# MATERIAL PROVIDED start

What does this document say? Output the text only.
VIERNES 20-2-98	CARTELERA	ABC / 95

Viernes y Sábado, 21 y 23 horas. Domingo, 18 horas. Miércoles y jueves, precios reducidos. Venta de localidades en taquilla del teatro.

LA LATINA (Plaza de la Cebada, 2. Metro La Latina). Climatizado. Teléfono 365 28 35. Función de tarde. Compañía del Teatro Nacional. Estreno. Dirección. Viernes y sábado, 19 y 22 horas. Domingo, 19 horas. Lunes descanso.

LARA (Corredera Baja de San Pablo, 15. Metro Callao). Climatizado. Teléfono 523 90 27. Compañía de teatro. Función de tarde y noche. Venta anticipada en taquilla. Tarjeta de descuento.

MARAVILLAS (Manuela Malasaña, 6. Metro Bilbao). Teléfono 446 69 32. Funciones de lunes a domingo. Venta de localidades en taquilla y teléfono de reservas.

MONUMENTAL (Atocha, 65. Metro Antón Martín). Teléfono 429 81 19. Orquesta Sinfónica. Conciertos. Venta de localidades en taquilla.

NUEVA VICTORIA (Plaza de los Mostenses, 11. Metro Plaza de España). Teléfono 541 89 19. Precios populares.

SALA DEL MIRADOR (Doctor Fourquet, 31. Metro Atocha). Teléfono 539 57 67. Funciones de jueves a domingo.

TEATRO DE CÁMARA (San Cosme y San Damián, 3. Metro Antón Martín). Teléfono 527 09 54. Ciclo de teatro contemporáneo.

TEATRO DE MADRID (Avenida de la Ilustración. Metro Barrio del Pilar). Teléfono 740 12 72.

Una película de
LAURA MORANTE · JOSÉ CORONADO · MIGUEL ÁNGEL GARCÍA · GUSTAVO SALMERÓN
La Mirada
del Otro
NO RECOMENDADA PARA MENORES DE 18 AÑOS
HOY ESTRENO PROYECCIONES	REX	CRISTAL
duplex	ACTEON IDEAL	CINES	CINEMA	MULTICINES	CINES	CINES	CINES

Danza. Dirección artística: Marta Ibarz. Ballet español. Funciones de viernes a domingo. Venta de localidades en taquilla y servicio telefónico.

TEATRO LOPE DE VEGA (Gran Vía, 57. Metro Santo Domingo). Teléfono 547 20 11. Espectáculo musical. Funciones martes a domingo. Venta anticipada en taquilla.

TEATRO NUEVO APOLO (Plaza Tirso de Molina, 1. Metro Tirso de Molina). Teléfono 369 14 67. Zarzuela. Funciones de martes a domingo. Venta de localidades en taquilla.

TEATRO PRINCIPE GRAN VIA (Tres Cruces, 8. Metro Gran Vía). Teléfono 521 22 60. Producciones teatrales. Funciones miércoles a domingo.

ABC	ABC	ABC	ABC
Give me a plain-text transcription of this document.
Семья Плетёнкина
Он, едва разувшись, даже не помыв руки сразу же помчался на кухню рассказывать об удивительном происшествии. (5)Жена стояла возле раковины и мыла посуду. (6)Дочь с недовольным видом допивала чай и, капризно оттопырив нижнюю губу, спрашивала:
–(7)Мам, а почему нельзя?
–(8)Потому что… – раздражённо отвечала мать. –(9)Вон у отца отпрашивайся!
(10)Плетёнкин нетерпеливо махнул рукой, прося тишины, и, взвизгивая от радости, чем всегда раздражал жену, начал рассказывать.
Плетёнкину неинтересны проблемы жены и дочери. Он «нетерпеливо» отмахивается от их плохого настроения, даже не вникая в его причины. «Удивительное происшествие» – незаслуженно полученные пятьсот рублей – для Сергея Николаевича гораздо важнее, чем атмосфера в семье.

# MATERIAL PROVIDED end

- THE EXERCISE: Extract each entry in full, exactly as given.

- FINISHED EXERCISE:
What does this document say? Output the text only.
VIERNES 20-2-98	CARTELERA	ABC / 95

Viernes y Sábado, 21 y 23 horas. Domingo, 18 horas. Miércoles y jueves, precios reducidos. Venta de localidades en taquilla del teatro.

LA LATINA (Plaza de la Cebada, 2. Metro La Latina). Climatizado. Teléfono 365 28 35. Función de tarde. Compañía del Teatro Nacional. Estreno. Dirección. Viernes y sábado, 19 y 22 horas. Domingo, 19 horas. Lunes descanso.

LARA (Corredera Baja de San Pablo, 15. Metro Callao). Climatizado. Teléfono 523 90 27. Compañía de teatro. Función de tarde y noche. Venta anticipada en taquilla. Tarjeta de descuento.

MARAVILLAS (Manuela Malasaña, 6. Metro Bilbao). Teléfono 446 69 32. Funciones de lunes a domingo. Venta de localidades en taquilla y teléfono de reservas.

MONUMENTAL (Atocha, 65. Metro Antón Martín). Teléfono 429 81 19. Orquesta Sinfónica. Conciertos. Venta de localidades en taquilla.

NUEVA VICTORIA (Plaza de los Mostenses, 11. Metro Plaza de España). Teléfono 541 89 19. Precios populares.

SALA DEL MIRADOR (Doctor Fourquet, 31. Metro Atocha). Teléfono 539 57 67. Funciones de jueves a domingo.

TEATRO DE CÁMARA (San Cosme y San Damián, 3. Metro Antón Martín). Teléfono 527 09 54. Ciclo de teatro contemporáneo.

TEATRO DE MADRID (Avenida de la Ilustración. Metro Barrio del Pilar). Teléfono 740 12 72.

Una película de
LAURA MORANTE · JOSÉ CORONADO · MIGUEL ÁNGEL GARCÍA · GUSTAVO SALMERÓN
La Mirada
del Otro
NO RECOMENDADA PARA MENORES DE 18 AÑOS
HOY ESTRENO PROYECCIONES	REX	CRISTAL
duplex	ACTEON IDEAL	CINES	CINEMA	MULTICINES	CINES	CINES	CINES

Danza. Dirección artística: Marta Ibarz. Ballet español. Funciones de viernes a domingo. Venta de localidades en taquilla y servicio telefónico.

TEATRO LOPE DE VEGA (Gran Vía, 57. Metro Santo Domingo). Teléfono 547 20 11. Espectáculo musical. Funciones martes a domingo. Venta anticipada en taquilla.

TEATRO NUEVO APOLO (Plaza Tirso de Molina, 1. Metro Tirso de Molina). Teléfono 369 14 67. Zarzuela. Funciones de martes a domingo. Venta de localidades en taquilla.

TEATRO PRINCIPE GRAN VIA (Tres Cruces, 8. Metro Gran Vía). Teléfono 521 22 60. Producciones teatrales. Funciones miércoles a domingo.

ABC	ABC	ABC	ABC
Give me a plain-text transcription of this document.
Семья Плетёнкина
Он, едва разувшись, даже не помыв руки сразу же помчался на кухню рассказывать об удивительном происшествии. (5)Жена стояла возле раковины и мыла посуду. (6)Дочь с недовольным видом допивала чай и, капризно оттопырив нижнюю губу, спрашивала:
–(7)Мам, а почему нельзя?
–(8)Потому что… – раздражённо отвечала мать. –(9)Вон у отца отпрашивайся!
(10)Плетёнкин нетерпеливо махнул рукой, прося тишины, и, взвизгивая от радости, чем всегда раздражал жену, начал рассказывать.
Плетёнкину неинтересны проблемы жены и дочери. Он «нетерпеливо» отмахивается от их плохого настроения, даже не вникая в его причины. «Удивительное происшествие» – незаслуженно полученные пятьсот рублей – для Сергея Николаевича гораздо важнее, чем атмосфера в семье.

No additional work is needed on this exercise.